■ ASSIGNMENT
When you copy the entries, match them exactly and omit the pictures.

(Extracts from a graphics dataset)
━━━━━━
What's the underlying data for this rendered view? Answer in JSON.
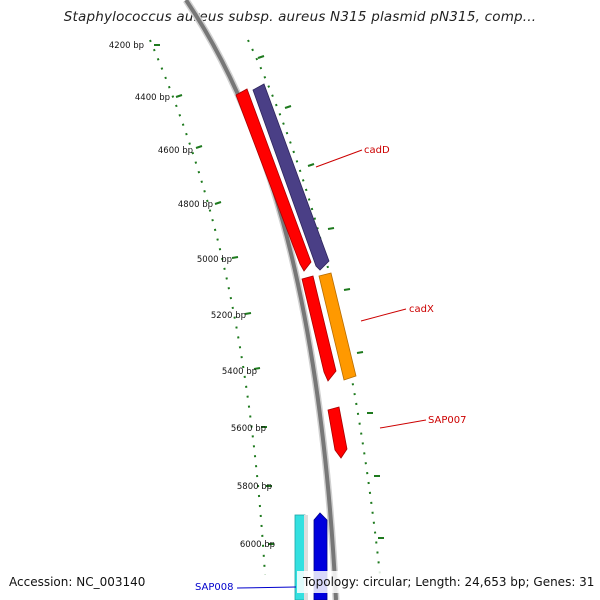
{
  "title": "Staphylococcus aureus subsp. aureus N315 plasmid pN315, comp...",
  "accession": "Accession: NC_003140",
  "info": "Topology: circular; Length: 24,653 bp; Genes: 31",
  "ruler_labels": [
    "4200 bp",
    "4400 bp",
    "4600 bp",
    "4800 bp",
    "5000 bp",
    "5200 bp",
    "5400 bp",
    "5600 bp",
    "5800 bp",
    "6000 bp"
  ],
  "gene_labels": {
    "cadD": "cadD",
    "cadX": "cadX",
    "SAP007": "SAP007",
    "SAP008": "SAP008"
  },
  "colors": {
    "backbone": "#777777",
    "tick": "#1e7a1e",
    "red_gene": "#ff0000",
    "purple_gene": "#4a3f86",
    "orange_gene": "#ff9900",
    "cyan_gene": "#33e0e0",
    "blue_gene": "#0000dd",
    "label_red": "#cc0000",
    "label_blue": "#0000cc"
  }
}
━━━━━━
■ ANSWER FOR THE TASK
What's the underlying data for this rendered view? Answer in JSON.
{
  "title": "Staphylococcus aureus subsp. aureus N315 plasmid pN315, comp...",
  "accession": "Accession: NC_003140",
  "info": "Topology: circular; Length: 24,653 bp; Genes: 31",
  "ruler_labels": [
    "4200 bp",
    "4400 bp",
    "4600 bp",
    "4800 bp",
    "5000 bp",
    "5200 bp",
    "5400 bp",
    "5600 bp",
    "5800 bp",
    "6000 bp"
  ],
  "gene_labels": {
    "cadD": "cadD",
    "cadX": "cadX",
    "SAP007": "SAP007",
    "SAP008": "SAP008"
  },
  "colors": {
    "backbone": "#777777",
    "tick": "#1e7a1e",
    "red_gene": "#ff0000",
    "purple_gene": "#4a3f86",
    "orange_gene": "#ff9900",
    "cyan_gene": "#33e0e0",
    "blue_gene": "#0000dd",
    "label_red": "#cc0000",
    "label_blue": "#0000cc"
  }
}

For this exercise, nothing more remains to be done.